[Petikan Teks]

⟨

Pada tanggal 25 Januari 1946 di Tangerang, Mayor Daan Mogot memimpin pasukan yang terdiri dari tiga perwira dan puluhan taruna mendatangi markas jepang di Desa Lengkong Serpong. Tujuannya untuk melucuti senjata pasukan Jepang agar tidak melakukan kegiatan yang mengganggu masa awal kemerdekaan, rombongan tersebut mengendarai tiga unit truk dan satu unit mobil jip militer. Daan Mogot yang di dampingi oleh tiga orang perwira merasa ini adalah misi militer yang sangat penting, terlebih di awal kemerdekaan Indonesia sangat membutuhkan senjata demi menjaga Ibu Pertiwi.
Setibanya rombongan Daan Mogot di gerbang markas Jepang, mereka langsung dihadang oleh pasukan yang berjaga karena tidak diijinkan melintas. Ketegangan mulai terjadi namun Daan Mogot menggunakan strategi diplomasi agar rombongan bisa melaksanakan misi, setelah melakukan negosiasi yang cukup alot akhirnya tiga orang rombongan diijinkan masuk untuk melakukan pembicaraan dengan pimpinan militer Dai-Nippon yang ada di markas. Mayor Daan Mogot bersama Mayor Wibowo serta satu orang taruna militer yang akhirmya menjadi negosiator.

⟩

[Bahan yang Diberikan]
⟨

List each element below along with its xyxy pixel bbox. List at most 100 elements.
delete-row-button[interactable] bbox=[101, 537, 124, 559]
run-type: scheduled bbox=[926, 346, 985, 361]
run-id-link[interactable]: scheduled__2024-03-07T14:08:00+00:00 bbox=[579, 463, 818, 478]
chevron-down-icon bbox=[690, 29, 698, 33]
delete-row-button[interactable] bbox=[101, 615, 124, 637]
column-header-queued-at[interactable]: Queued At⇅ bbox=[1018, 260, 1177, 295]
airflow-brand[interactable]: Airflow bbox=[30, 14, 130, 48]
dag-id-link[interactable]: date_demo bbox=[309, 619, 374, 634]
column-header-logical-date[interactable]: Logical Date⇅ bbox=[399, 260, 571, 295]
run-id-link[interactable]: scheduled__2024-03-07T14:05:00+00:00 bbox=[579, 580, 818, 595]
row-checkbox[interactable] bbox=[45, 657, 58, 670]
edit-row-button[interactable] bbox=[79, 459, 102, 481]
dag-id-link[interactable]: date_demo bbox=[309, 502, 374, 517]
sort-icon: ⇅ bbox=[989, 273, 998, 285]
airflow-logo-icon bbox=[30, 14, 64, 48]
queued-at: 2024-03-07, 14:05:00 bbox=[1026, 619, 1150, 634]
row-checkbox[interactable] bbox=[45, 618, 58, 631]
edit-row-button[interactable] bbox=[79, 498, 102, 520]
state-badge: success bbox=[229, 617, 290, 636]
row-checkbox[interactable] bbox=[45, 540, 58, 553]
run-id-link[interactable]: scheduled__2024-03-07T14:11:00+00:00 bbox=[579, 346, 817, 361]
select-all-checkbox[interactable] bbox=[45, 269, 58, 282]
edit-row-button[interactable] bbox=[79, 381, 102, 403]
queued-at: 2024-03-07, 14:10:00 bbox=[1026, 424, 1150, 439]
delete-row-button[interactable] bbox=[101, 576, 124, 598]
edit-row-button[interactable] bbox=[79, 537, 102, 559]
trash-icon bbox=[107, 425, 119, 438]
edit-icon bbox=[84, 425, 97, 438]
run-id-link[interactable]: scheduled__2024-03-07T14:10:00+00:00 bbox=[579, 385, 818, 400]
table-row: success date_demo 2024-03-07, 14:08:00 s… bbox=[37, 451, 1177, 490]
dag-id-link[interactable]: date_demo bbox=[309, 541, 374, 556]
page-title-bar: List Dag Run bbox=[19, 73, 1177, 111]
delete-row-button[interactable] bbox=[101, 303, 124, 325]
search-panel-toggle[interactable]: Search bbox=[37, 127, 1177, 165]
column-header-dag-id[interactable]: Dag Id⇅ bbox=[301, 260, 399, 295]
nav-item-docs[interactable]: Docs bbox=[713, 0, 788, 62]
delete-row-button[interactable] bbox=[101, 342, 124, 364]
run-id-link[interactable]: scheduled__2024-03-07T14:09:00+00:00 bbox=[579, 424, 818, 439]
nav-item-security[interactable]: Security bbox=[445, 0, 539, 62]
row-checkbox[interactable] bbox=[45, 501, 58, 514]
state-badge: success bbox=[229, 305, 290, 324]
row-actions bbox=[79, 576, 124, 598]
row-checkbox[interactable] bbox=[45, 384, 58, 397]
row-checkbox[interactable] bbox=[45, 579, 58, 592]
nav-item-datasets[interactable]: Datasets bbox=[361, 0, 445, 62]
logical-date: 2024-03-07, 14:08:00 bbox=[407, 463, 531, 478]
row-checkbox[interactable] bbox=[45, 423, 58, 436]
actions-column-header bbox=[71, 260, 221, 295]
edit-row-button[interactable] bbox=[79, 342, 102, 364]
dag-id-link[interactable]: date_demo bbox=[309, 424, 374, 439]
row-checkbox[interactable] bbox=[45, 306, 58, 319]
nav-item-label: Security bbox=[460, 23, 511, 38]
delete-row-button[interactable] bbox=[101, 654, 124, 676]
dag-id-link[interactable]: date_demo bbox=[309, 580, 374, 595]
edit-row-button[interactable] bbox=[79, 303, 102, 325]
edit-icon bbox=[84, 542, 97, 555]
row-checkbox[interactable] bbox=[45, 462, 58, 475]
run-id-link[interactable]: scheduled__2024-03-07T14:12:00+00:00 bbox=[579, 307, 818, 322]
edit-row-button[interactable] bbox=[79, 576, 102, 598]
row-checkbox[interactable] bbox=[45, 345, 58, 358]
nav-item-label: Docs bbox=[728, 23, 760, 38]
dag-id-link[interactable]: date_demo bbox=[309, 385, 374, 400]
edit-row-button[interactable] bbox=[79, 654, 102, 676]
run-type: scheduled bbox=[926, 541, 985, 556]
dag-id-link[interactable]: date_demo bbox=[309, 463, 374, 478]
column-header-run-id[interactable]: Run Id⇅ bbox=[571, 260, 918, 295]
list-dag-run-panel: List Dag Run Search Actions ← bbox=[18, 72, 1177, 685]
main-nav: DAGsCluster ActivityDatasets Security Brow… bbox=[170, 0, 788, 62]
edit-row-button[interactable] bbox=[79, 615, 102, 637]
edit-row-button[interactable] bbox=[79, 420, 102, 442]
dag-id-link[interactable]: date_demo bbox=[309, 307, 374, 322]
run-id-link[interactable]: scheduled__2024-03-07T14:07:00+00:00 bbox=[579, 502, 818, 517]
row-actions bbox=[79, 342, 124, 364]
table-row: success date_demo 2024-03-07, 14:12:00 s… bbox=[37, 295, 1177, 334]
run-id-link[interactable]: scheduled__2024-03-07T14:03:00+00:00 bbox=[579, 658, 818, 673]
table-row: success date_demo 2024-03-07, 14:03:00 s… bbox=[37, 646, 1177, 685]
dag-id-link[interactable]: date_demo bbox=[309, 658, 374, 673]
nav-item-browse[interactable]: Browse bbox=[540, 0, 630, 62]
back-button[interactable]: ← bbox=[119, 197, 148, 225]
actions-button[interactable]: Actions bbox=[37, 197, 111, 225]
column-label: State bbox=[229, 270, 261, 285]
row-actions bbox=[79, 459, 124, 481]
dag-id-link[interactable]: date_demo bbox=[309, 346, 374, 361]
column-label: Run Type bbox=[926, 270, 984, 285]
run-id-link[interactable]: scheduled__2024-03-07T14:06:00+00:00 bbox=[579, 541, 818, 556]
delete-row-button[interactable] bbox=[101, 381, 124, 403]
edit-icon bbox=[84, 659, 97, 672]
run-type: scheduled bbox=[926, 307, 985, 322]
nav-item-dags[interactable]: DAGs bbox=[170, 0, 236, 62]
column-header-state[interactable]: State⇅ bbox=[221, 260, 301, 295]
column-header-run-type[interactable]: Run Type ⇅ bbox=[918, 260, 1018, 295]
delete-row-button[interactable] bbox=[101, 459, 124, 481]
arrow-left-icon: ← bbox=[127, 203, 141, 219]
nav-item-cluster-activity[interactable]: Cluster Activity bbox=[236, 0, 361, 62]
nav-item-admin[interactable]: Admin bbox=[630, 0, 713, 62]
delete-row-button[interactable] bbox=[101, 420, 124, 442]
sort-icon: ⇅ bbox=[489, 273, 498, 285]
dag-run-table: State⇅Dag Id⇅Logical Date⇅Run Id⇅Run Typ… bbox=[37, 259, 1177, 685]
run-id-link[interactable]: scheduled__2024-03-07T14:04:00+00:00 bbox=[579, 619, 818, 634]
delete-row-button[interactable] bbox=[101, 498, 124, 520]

⟩

[Soal Latihan]
- a) Jawab pertanyaan berikut berdasarkan petikan tentang Daan Mogot.
(i) Pada tanggal berapa pasukan Daan Mogot mendatangi markas Jepang?
(ii) Kendaraan apa saja yang dipakai rombongan itu?
(iii) Siapa saja yang akhirnya menjadi negosiator?
- b) Salin bagian petikan tentang Daan Mogot, dimulai dari "Pada tanggal 25" dan terus hingga "menjaga Ibu Pertiwi.".
- c) Teruskan petikan tentang misi Daan Mogot di Lengkong dari kalimat terakhirnya.
Catatan-catatan tersebut diambil dari sumber lain.

[Jawaban Latihan]
- a)
(i) 25 Januari 1946.
(ii) Tiga unit truk dan satu unit mobil jip militer.
(iii) Mayor Daan Mogot, Mayor Wibowo, dan satu orang taruna militer.

- b)
Pada tanggal 25 Januari 1946 di Tangerang, Mayor Daan Mogot memimpin pasukan yang terdiri dari tiga perwira dan puluhan taruna mendatangi markas jepang di Desa Lengkong Serpong. Tujuannya untuk melucuti senjata pasukan Jepang agar tidak melakukan kegiatan yang mengganggu masa awal kemerdekaan, rombongan tersebut mengendarai tiga unit truk dan satu unit mobil jip militer. Daan Mogot yang di dampingi oleh tiga orang perwira merasa ini adalah misi militer yang sangat penting, terlebih di awal kemerdekaan Indonesia sangat membutuhkan senjata demi menjaga Ibu Pertiwi.

- c)
Letnan Soebianto dengan Letnan Soetopo diberikan tugas untuk memimpin pasukan yang bersiap di depan markas, dengan kewibawaannya rombongan negosiasi memasuki markas Dai-Nippon untuk melanjutkan misi militer. Daan Mogot berhasil melakukan negosiasi dengan pimpinan markas militer Jepang tersebut, semula proses pelucutan senjata berjalan dengan sangat lancar karena Jepang sudah bersedia menyerahkan senjata miliknya, tetapi dari tempat yang tersembunyi tiba-tiba terdengar rentetan letusan senapan dan mitraliur yang diarahkan ke rombongan Daan Mogot.
Pertempuran sengit tidak dapat dihindarkan, pasukan yang berjaga di luar akhirnya menyerbu masuk ke dalam markas Jepang tersebut. Baku tembak dan sesekali diselingi ledakan terjadi di Desa Lengkong, pasukan Jepang pun mengerahkan semua kekuatan militernya untuk membalas serbuan. Karena rombongan Daan Mogot kalah jumlah pasukan serta persenjataan, akhirnya korban berguguran dari sebagian besar rombongan pasukan Akademi Militer Tangerang, Mayor Daan Mogotpun gugur menemui titik akhir pengabdiannya.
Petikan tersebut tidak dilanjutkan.